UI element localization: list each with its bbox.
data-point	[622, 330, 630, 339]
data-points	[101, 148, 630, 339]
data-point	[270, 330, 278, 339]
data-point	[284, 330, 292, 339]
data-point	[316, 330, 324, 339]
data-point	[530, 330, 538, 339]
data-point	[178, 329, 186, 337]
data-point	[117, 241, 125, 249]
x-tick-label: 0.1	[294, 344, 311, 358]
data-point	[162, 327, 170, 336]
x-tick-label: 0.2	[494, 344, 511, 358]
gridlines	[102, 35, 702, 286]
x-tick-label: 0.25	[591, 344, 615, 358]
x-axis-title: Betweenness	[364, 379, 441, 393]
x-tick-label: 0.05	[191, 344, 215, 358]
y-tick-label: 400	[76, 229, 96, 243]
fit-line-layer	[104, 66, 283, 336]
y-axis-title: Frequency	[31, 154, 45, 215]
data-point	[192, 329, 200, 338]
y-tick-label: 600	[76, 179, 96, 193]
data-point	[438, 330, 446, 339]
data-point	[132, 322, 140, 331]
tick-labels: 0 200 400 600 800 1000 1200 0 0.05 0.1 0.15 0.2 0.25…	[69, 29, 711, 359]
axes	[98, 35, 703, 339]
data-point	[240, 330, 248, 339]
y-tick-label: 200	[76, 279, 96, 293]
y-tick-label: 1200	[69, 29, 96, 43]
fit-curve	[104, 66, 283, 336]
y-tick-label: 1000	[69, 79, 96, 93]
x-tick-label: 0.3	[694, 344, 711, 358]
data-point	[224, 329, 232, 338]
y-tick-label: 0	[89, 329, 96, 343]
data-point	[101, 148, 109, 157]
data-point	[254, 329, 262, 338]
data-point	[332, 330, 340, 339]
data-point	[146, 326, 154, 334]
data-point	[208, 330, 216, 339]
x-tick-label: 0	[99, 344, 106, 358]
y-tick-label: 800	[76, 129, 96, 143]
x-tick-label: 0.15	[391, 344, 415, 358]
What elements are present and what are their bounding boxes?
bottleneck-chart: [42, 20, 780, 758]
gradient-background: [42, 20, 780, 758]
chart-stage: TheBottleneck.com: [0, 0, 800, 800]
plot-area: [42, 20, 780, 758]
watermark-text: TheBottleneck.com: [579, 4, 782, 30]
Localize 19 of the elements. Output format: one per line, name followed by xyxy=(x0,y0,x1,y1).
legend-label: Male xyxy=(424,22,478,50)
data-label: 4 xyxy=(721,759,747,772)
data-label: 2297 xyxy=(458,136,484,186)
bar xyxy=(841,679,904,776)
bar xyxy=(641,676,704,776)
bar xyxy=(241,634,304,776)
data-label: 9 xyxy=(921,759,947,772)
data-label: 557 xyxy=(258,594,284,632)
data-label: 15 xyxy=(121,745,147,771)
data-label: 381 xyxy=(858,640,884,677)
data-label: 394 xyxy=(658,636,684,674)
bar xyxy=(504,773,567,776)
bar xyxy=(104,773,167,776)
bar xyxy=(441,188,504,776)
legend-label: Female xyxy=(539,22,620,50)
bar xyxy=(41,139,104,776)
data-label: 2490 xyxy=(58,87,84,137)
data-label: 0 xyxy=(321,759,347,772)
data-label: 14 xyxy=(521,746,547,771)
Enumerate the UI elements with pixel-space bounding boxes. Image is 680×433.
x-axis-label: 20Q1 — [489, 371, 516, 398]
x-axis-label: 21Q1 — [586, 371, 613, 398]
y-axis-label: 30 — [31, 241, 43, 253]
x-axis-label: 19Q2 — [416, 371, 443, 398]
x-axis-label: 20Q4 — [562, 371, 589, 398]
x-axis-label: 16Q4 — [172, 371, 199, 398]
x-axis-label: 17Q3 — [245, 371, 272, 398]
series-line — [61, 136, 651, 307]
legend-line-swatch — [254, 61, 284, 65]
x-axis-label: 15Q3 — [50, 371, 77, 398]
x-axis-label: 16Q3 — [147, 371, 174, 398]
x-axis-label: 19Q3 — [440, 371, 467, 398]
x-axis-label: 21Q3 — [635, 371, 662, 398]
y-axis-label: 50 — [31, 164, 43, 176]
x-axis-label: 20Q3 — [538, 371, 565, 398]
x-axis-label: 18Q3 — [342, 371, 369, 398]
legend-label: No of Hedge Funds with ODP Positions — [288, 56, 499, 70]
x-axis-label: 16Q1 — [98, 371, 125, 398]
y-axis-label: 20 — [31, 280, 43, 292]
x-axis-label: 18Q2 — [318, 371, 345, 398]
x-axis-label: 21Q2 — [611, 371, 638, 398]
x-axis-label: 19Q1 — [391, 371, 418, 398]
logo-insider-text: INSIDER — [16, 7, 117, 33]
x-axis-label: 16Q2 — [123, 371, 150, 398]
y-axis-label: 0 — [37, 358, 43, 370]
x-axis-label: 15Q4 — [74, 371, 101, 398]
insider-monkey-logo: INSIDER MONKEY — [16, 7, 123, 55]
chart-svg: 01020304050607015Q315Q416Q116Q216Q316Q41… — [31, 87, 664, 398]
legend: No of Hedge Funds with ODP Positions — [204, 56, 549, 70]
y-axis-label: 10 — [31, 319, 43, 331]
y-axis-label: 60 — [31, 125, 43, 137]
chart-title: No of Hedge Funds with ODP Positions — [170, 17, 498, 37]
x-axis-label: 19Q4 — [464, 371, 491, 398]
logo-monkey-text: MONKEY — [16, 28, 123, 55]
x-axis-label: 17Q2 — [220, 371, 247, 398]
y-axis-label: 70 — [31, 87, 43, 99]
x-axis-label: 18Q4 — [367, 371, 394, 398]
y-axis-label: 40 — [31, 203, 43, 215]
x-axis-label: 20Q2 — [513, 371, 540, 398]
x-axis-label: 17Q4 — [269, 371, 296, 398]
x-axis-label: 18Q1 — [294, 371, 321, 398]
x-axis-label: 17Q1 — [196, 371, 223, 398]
────
* [TASK]: Reproduce the entries verbatim, starting with the first line of the entries and ending with the line that contains "179, 96, 193]", both included.

* [RESPONSE TO THIS EXERCISE]:
UI element localization: list each with its bbox.
data-point	[622, 330, 630, 339]
data-points	[101, 148, 630, 339]
data-point	[270, 330, 278, 339]
data-point	[284, 330, 292, 339]
data-point	[316, 330, 324, 339]
data-point	[530, 330, 538, 339]
data-point	[178, 329, 186, 337]
data-point	[117, 241, 125, 249]
x-tick-label: 0.1	[294, 344, 311, 358]
data-point	[162, 327, 170, 336]
x-tick-label: 0.2	[494, 344, 511, 358]
gridlines	[102, 35, 702, 286]
x-tick-label: 0.25	[591, 344, 615, 358]
x-axis-title: Betweenness	[364, 379, 441, 393]
x-tick-label: 0.05	[191, 344, 215, 358]
y-tick-label: 400	[76, 229, 96, 243]
fit-line-layer	[104, 66, 283, 336]
y-axis-title: Frequency	[31, 154, 45, 215]
data-point	[192, 329, 200, 338]
y-tick-label: 600	[76, 179, 96, 193]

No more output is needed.